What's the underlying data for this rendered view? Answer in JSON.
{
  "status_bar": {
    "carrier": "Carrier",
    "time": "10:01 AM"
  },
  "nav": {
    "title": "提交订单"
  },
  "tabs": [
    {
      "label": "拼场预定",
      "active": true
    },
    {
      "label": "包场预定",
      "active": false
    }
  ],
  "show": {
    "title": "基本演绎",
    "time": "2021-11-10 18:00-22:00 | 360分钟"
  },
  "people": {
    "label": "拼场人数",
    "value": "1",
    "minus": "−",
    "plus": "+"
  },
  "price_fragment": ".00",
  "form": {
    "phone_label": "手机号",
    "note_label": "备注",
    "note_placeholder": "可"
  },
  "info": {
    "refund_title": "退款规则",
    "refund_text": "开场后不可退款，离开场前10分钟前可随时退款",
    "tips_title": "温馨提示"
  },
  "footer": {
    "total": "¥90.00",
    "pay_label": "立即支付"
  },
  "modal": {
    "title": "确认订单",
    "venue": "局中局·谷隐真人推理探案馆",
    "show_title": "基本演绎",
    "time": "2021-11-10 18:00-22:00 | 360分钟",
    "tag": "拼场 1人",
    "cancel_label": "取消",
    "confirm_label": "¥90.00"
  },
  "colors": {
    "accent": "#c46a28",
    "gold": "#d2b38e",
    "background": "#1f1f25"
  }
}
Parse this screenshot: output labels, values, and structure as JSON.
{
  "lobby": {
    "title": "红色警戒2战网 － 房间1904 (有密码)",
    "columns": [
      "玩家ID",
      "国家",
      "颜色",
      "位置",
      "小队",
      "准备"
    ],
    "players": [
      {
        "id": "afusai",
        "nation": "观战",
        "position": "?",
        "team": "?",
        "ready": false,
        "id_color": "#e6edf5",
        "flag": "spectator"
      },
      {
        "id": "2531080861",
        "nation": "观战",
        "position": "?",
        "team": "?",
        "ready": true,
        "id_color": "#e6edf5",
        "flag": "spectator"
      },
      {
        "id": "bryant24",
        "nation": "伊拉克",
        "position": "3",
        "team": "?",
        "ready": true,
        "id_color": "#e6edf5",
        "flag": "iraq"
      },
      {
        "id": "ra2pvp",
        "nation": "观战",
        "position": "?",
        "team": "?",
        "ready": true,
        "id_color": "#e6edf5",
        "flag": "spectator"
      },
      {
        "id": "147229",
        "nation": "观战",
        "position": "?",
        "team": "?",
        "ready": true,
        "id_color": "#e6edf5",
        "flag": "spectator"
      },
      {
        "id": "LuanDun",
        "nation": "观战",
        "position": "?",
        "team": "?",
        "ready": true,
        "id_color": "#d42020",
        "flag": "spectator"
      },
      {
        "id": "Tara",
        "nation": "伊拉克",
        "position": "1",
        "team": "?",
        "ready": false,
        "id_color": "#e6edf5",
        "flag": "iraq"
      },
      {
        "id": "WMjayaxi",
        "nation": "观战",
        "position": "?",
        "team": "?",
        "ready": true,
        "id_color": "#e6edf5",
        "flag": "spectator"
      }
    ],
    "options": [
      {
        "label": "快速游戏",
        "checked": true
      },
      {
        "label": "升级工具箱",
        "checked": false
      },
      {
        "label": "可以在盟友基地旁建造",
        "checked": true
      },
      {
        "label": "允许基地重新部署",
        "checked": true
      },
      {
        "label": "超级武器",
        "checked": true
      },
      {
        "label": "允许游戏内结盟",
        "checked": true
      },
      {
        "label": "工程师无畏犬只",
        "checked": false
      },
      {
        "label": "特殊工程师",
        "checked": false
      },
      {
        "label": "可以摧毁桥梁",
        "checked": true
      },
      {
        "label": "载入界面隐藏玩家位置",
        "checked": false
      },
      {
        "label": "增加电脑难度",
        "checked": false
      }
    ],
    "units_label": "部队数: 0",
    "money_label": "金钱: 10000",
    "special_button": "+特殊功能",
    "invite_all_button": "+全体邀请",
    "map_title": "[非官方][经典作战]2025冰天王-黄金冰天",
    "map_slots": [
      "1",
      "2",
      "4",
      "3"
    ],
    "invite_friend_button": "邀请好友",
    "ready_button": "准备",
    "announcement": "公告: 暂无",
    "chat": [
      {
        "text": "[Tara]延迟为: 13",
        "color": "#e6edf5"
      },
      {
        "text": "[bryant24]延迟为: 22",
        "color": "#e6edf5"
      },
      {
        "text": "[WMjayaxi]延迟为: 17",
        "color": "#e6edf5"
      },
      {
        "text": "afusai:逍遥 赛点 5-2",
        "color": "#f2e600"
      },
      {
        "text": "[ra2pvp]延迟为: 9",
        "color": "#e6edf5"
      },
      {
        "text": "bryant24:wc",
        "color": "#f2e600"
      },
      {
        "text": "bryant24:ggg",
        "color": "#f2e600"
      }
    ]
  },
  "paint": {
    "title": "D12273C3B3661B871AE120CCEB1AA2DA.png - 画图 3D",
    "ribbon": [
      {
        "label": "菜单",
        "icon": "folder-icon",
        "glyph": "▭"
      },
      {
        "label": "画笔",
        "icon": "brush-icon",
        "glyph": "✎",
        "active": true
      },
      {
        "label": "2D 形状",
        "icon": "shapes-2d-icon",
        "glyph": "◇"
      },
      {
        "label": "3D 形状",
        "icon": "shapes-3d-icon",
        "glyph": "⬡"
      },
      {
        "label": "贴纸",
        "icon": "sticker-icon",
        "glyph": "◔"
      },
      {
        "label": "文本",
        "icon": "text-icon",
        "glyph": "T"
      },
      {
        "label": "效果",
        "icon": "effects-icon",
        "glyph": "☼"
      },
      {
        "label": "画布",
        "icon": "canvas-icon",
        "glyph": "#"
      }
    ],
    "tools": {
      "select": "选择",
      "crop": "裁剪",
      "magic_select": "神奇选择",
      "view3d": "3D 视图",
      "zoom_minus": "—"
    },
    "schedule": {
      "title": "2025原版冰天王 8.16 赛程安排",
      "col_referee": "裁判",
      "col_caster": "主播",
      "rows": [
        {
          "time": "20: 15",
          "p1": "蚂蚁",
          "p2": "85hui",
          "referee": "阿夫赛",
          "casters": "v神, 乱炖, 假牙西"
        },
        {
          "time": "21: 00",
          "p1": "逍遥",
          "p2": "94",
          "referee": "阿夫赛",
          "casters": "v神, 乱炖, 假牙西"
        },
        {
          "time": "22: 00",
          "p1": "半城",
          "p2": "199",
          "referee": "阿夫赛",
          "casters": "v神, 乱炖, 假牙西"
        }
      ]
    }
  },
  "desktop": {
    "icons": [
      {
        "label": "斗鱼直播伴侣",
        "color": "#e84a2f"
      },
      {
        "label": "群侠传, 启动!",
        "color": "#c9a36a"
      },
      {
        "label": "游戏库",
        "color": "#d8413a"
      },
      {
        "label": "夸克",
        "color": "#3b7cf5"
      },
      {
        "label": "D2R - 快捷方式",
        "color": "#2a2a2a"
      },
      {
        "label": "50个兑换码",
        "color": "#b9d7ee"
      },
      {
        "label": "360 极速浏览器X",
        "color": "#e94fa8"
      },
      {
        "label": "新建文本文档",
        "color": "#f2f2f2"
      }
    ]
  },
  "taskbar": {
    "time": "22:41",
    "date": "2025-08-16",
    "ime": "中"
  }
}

○ ○ ○ ○

> [Exercise details]:
Copy out each line exactly as written.

> [Reply to the task]:
What's the underlying data for this rendered view? Answer in JSON.
{
  "status_bar": {
    "carrier": "Carrier",
    "time": "10:01 AM"
  },
  "nav": {
    "title": "提交订单"
  },
  "tabs": [
    {
      "label": "拼场预定",
      "active": true
    },
    {
      "label": "包场预定",
      "active": false
    }
  ],
  "show": {
    "title": "基本演绎",
    "time": "2021-11-10 18:00-22:00 | 360分钟"
  },
  "people": {
    "label": "拼场人数",
    "value": "1",
    "minus": "−",
    "plus": "+"
  },
  "price_fragment": ".00",
  "form": {
    "phone_label": "手机号",
    "note_label": "备注",
    "note_placeholder": "可"
  },
  "info": {
    "refund_title": "退款规则",
    "refund_text": "开场后不可退款，离开场前10分钟前可随时退款",
    "tips_title": "温馨提示"
  },
  "footer": {
    "total": "¥90.00",
    "pay_label": "立即支付"
  },
  "modal": {
    "title": "确认订单",
    "venue": "局中局·谷隐真人推理探案馆",
    "show_title": "基本演绎",
    "time": "2021-11-10 18:00-22:00 | 360分钟",
    "tag": "拼场 1人",
    "cancel_label": "取消",
    "confirm_label": "¥90.00"
  },
  "colors": {
    "accent": "#c46a28",
    "gold": "#d2b38e",
    "background": "#1f1f25"
  }
}
Parse this screenshot: output labels, values, and structure as JSON.
{
  "lobby": {
    "title": "红色警戒2战网 － 房间1904 (有密码)",
    "columns": [
      "玩家ID",
      "国家",
      "颜色",
      "位置",
      "小队",
      "准备"
    ],
    "players": [
      {
        "id": "afusai",
        "nation": "观战",
        "position": "?",
        "team": "?",
        "ready": false,
        "id_color": "#e6edf5",
        "flag": "spectator"
      },
      {
        "id": "2531080861",
        "nation": "观战",
        "position": "?",
        "team": "?",
        "ready": true,
        "id_color": "#e6edf5",
        "flag": "spectator"
      },
      {
        "id": "bryant24",
        "nation": "伊拉克",
        "position": "3",
        "team": "?",
        "ready": true,
        "id_color": "#e6edf5",
        "flag": "iraq"
      },
      {
        "id": "ra2pvp",
        "nation": "观战",
        "position": "?",
        "team": "?",
        "ready": true,
        "id_color": "#e6edf5",
        "flag": "spectator"
      },
      {
        "id": "147229",
        "nation": "观战",
        "position": "?",
        "team": "?",
        "ready": true,
        "id_color": "#e6edf5",
        "flag": "spectator"
      },
      {
        "id": "LuanDun",
        "nation": "观战",
        "position": "?",
        "team": "?",
        "ready": true,
        "id_color": "#d42020",
        "flag": "spectator"
      },
      {
        "id": "Tara",
        "nation": "伊拉克",
        "position": "1",
        "team": "?",
        "ready": false,
        "id_color": "#e6edf5",
        "flag": "iraq"
      },
      {
        "id": "WMjayaxi",
        "nation": "观战",
        "position": "?",
        "team": "?",
        "ready": true,
        "id_color": "#e6edf5",
        "flag": "spectator"
      }
    ],
    "options": [
      {
        "label": "快速游戏",
        "checked": true
      },
      {
        "label": "升级工具箱",
        "checked": false
      },
      {
        "label": "可以在盟友基地旁建造",
        "checked": true
      },
      {
        "label": "允许基地重新部署",
        "checked": true
      },
      {
        "label": "超级武器",
        "checked": true
      },
      {
        "label": "允许游戏内结盟",
        "checked": true
      },
      {
        "label": "工程师无畏犬只",
        "checked": false
      },
      {
        "label": "特殊工程师",
        "checked": false
      },
      {
        "label": "可以摧毁桥梁",
        "checked": true
      },
      {
        "label": "载入界面隐藏玩家位置",
        "checked": false
      },
      {
        "label": "增加电脑难度",
        "checked": false
      }
    ],
    "units_label": "部队数: 0",
    "money_label": "金钱: 10000",
    "special_button": "+特殊功能",
    "invite_all_button": "+全体邀请",
    "map_title": "[非官方][经典作战]2025冰天王-黄金冰天",
    "map_slots": [
      "1",
      "2",
      "4",
      "3"
    ],
    "invite_friend_button": "邀请好友",
    "ready_button": "准备",
    "announcement": "公告: 暂无",
    "chat": [
      {
        "text": "[Tara]延迟为: 13",
        "color": "#e6edf5"
      },
      {
        "text": "[bryant24]延迟为: 22",
        "color": "#e6edf5"
      },
      {
        "text": "[WMjayaxi]延迟为: 17",
        "color": "#e6edf5"
      },
      {
        "text": "afusai:逍遥 赛点 5-2",
        "color": "#f2e600"
      },
      {
        "text": "[ra2pvp]延迟为: 9",
        "color": "#e6edf5"
      },
      {
        "text": "bryant24:wc",
        "color": "#f2e600"
      },
      {
        "text": "bryant24:ggg",
        "color": "#f2e600"
      }
    ]
  },
  "paint": {
    "title": "D12273C3B3661B871AE120CCEB1AA2DA.png - 画图 3D",
    "ribbon": [
      {
        "label": "菜单",
        "icon": "folder-icon",
        "glyph": "▭"
      },
      {
        "label": "画笔",
        "icon": "brush-icon",
        "glyph": "✎",
        "active": true
      },
      {
        "label": "2D 形状",
        "icon": "shapes-2d-icon",
        "glyph": "◇"
      },
      {
        "label": "3D 形状",
        "icon": "shapes-3d-icon",
        "glyph": "⬡"
      },
      {
        "label": "贴纸",
        "icon": "sticker-icon",
        "glyph": "◔"
      },
      {
        "label": "文本",
        "icon": "text-icon",
        "glyph": "T"
      },
      {
        "label": "效果",
        "icon": "effects-icon",
        "glyph": "☼"
      },
      {
        "label": "画布",
        "icon": "canvas-icon",
        "glyph": "#"
      }
    ],
    "tools": {
      "select": "选择",
      "crop": "裁剪",
      "magic_select": "神奇选择",
      "view3d": "3D 视图",
      "zoom_minus": "—"
    },
    "schedule": {
      "title": "2025原版冰天王 8.16 赛程安排",
      "col_referee": "裁判",
      "col_caster": "主播",
      "rows": [
        {
          "time": "20: 15",
          "p1": "蚂蚁",
          "p2": "85hui",
          "referee": "阿夫赛",
          "casters": "v神, 乱炖, 假牙西"
        },
        {
          "time": "21: 00",
          "p1": "逍遥",
          "p2": "94",
          "referee": "阿夫赛",
          "casters": "v神, 乱炖, 假牙西"
        },
        {
          "time": "22: 00",
          "p1": "半城",
          "p2": "199",
          "referee": "阿夫赛",
          "casters": "v神, 乱炖, 假牙西"
        }
      ]
    }
  },
  "desktop": {
    "icons": [
      {
        "label": "斗鱼直播伴侣",
        "color": "#e84a2f"
      },
      {
        "label": "群侠传, 启动!",
        "color": "#c9a36a"
      },
      {
        "label": "游戏库",
        "color": "#d8413a"
      },
      {
        "label": "夸克",
        "color": "#3b7cf5"
      },
      {
        "label": "D2R - 快捷方式",
        "color": "#2a2a2a"
      },
      {
        "label": "50个兑换码",
        "color": "#b9d7ee"
      },
      {
        "label": "360 极速浏览器X",
        "color": "#e94fa8"
      },
      {
        "label": "新建文本文档",
        "color": "#f2f2f2"
      }
    ]
  },
  "taskbar": {
    "time": "22:41",
    "date": "2025-08-16",
    "ime": "中"
  }
}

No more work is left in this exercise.